(Figure record listings)
/---

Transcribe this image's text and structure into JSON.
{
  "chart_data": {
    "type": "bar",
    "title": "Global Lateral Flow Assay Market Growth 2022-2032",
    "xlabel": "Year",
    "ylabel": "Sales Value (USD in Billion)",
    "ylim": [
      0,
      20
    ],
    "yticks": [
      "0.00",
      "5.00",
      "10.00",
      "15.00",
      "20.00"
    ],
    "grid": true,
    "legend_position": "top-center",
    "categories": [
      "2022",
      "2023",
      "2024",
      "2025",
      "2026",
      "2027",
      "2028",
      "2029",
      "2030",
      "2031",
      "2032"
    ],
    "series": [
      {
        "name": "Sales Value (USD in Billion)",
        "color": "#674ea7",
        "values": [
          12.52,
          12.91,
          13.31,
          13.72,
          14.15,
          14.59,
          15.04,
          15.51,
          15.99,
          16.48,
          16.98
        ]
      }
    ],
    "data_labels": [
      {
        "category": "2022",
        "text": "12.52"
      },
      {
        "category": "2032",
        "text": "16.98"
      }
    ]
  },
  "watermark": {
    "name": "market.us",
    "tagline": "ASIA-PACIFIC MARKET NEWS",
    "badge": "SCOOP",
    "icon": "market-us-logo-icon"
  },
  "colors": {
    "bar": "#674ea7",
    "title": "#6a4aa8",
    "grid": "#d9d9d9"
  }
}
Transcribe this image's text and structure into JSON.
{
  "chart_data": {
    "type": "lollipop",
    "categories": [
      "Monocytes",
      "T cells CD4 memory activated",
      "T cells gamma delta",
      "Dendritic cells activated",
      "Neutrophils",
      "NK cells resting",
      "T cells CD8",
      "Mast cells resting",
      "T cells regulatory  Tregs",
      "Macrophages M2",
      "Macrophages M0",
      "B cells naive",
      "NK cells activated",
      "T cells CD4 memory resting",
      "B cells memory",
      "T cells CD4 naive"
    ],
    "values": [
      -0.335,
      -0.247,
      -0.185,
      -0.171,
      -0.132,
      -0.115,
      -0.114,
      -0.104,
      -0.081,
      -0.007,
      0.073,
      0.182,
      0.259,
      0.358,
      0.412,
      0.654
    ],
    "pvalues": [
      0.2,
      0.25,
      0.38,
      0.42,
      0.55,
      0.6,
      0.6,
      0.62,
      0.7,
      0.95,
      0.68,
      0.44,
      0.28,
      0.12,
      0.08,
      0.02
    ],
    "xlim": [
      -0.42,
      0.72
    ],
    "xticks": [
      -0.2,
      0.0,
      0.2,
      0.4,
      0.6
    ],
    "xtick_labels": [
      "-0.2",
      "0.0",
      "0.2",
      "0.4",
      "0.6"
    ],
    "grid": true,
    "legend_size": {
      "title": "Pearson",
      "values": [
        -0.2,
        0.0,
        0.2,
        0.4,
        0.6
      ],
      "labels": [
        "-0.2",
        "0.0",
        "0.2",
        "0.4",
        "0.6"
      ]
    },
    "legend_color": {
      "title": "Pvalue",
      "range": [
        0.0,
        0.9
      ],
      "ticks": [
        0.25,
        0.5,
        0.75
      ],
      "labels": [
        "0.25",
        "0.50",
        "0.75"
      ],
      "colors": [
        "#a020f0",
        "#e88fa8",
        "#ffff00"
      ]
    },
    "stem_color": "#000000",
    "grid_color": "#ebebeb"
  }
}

\---

### Assignment
Each entry shown above should be transcribed exactly as written.

### Task output
Transcribe this image's text and structure into JSON.
{
  "chart_data": {
    "type": "bar",
    "title": "Global Lateral Flow Assay Market Growth 2022-2032",
    "xlabel": "Year",
    "ylabel": "Sales Value (USD in Billion)",
    "ylim": [
      0,
      20
    ],
    "yticks": [
      "0.00",
      "5.00",
      "10.00",
      "15.00",
      "20.00"
    ],
    "grid": true,
    "legend_position": "top-center",
    "categories": [
      "2022",
      "2023",
      "2024",
      "2025",
      "2026",
      "2027",
      "2028",
      "2029",
      "2030",
      "2031",
      "2032"
    ],
    "series": [
      {
        "name": "Sales Value (USD in Billion)",
        "color": "#674ea7",
        "values": [
          12.52,
          12.91,
          13.31,
          13.72,
          14.15,
          14.59,
          15.04,
          15.51,
          15.99,
          16.48,
          16.98
        ]
      }
    ],
    "data_labels": [
      {
        "category": "2022",
        "text": "12.52"
      },
      {
        "category": "2032",
        "text": "16.98"
      }
    ]
  },
  "watermark": {
    "name": "market.us",
    "tagline": "ASIA-PACIFIC MARKET NEWS",
    "badge": "SCOOP",
    "icon": "market-us-logo-icon"
  },
  "colors": {
    "bar": "#674ea7",
    "title": "#6a4aa8",
    "grid": "#d9d9d9"
  }
}
Transcribe this image's text and structure into JSON.
{
  "chart_data": {
    "type": "lollipop",
    "categories": [
      "Monocytes",
      "T cells CD4 memory activated",
      "T cells gamma delta",
      "Dendritic cells activated",
      "Neutrophils",
      "NK cells resting",
      "T cells CD8",
      "Mast cells resting",
      "T cells regulatory  Tregs",
      "Macrophages M2",
      "Macrophages M0",
      "B cells naive",
      "NK cells activated",
      "T cells CD4 memory resting",
      "B cells memory",
      "T cells CD4 naive"
    ],
    "values": [
      -0.335,
      -0.247,
      -0.185,
      -0.171,
      -0.132,
      -0.115,
      -0.114,
      -0.104,
      -0.081,
      -0.007,
      0.073,
      0.182,
      0.259,
      0.358,
      0.412,
      0.654
    ],
    "pvalues": [
      0.2,
      0.25,
      0.38,
      0.42,
      0.55,
      0.6,
      0.6,
      0.62,
      0.7,
      0.95,
      0.68,
      0.44,
      0.28,
      0.12,
      0.08,
      0.02
    ],
    "xlim": [
      -0.42,
      0.72
    ],
    "xticks": [
      -0.2,
      0.0,
      0.2,
      0.4,
      0.6
    ],
    "xtick_labels": [
      "-0.2",
      "0.0",
      "0.2",
      "0.4",
      "0.6"
    ],
    "grid": true,
    "legend_size": {
      "title": "Pearson",
      "values": [
        -0.2,
        0.0,
        0.2,
        0.4,
        0.6
      ],
      "labels": [
        "-0.2",
        "0.0",
        "0.2",
        "0.4",
        "0.6"
      ]
    },
    "legend_color": {
      "title": "Pvalue",
      "range": [
        0.0,
        0.9
      ],
      "ticks": [
        0.25,
        0.5,
        0.75
      ],
      "labels": [
        "0.25",
        "0.50",
        "0.75"
      ],
      "colors": [
        "#a020f0",
        "#e88fa8",
        "#ffff00"
      ]
    },
    "stem_color": "#000000",
    "grid_color": "#ebebeb"
  }
}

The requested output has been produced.